Task –
Take every line from the listing below that contains "federal".

-- START Entries provided --

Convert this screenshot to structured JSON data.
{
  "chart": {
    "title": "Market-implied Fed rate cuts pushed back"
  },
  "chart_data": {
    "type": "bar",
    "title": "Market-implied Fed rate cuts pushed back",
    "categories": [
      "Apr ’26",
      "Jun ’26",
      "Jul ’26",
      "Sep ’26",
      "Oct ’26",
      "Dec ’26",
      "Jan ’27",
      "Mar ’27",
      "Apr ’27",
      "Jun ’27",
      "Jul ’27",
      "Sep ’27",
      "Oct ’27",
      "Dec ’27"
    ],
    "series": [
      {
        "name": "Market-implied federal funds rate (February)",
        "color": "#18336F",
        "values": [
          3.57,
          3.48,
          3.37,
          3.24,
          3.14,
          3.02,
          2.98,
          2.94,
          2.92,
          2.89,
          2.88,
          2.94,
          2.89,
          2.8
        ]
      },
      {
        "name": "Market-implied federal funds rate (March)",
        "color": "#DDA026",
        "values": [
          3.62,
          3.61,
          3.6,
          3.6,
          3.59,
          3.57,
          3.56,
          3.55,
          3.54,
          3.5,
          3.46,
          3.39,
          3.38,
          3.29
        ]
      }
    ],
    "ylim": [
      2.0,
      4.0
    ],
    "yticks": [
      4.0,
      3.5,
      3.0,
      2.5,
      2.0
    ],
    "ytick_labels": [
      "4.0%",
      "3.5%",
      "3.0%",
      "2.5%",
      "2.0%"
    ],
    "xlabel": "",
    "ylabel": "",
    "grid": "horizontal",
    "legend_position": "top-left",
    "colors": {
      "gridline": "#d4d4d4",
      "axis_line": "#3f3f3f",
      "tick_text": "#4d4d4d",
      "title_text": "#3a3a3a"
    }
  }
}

-- END Entries provided --

Solution for this task –
        "name": "Market-implied federal funds rate (February)",
        "name": "Market-implied federal funds rate (March)",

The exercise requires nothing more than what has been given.